## Task to complete
Transcribe everything in the data word for word. Pictures are left out.

## Available records
=======

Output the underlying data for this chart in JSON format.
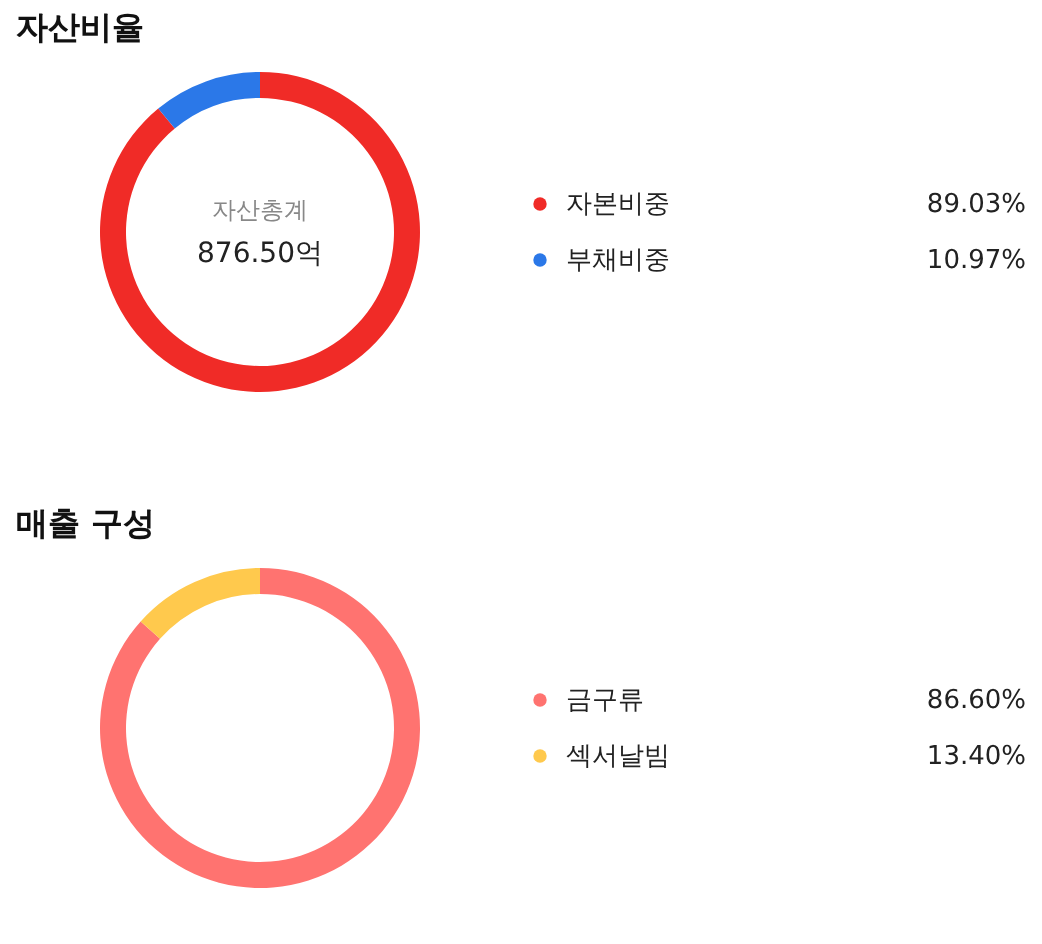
{
  "chart_data": [
    {
      "type": "donut",
      "title": "자산비율",
      "categories": [
        "자본비중",
        "부채비중"
      ],
      "values": [
        89.03,
        10.97
      ],
      "colors": [
        "#f02b27",
        "#2b78e8"
      ],
      "value_labels": [
        "89.03%",
        "10.97%"
      ],
      "legend": "right",
      "annotations": [
        "자산총계",
        "876.50억"
      ]
    },
    {
      "type": "donut",
      "title": "매출 구성",
      "categories": [
        "금구류",
        "섹서날빔"
      ],
      "values": [
        86.6,
        13.4
      ],
      "colors": [
        "#ff7370",
        "#ffc94d"
      ],
      "value_labels": [
        "86.60%",
        "13.40%"
      ],
      "legend": "right"
    }
  ]
}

=======

## Written response
Output the underlying data for this chart in JSON format.
{
  "chart_data": [
    {
      "type": "donut",
      "title": "자산비율",
      "categories": [
        "자본비중",
        "부채비중"
      ],
      "values": [
        89.03,
        10.97
      ],
      "colors": [
        "#f02b27",
        "#2b78e8"
      ],
      "value_labels": [
        "89.03%",
        "10.97%"
      ],
      "legend": "right",
      "annotations": [
        "자산총계",
        "876.50억"
      ]
    },
    {
      "type": "donut",
      "title": "매출 구성",
      "categories": [
        "금구류",
        "섹서날빔"
      ],
      "values": [
        86.6,
        13.4
      ],
      "colors": [
        "#ff7370",
        "#ffc94d"
      ],
      "value_labels": [
        "86.60%",
        "13.40%"
      ],
      "legend": "right"
    }
  ]
}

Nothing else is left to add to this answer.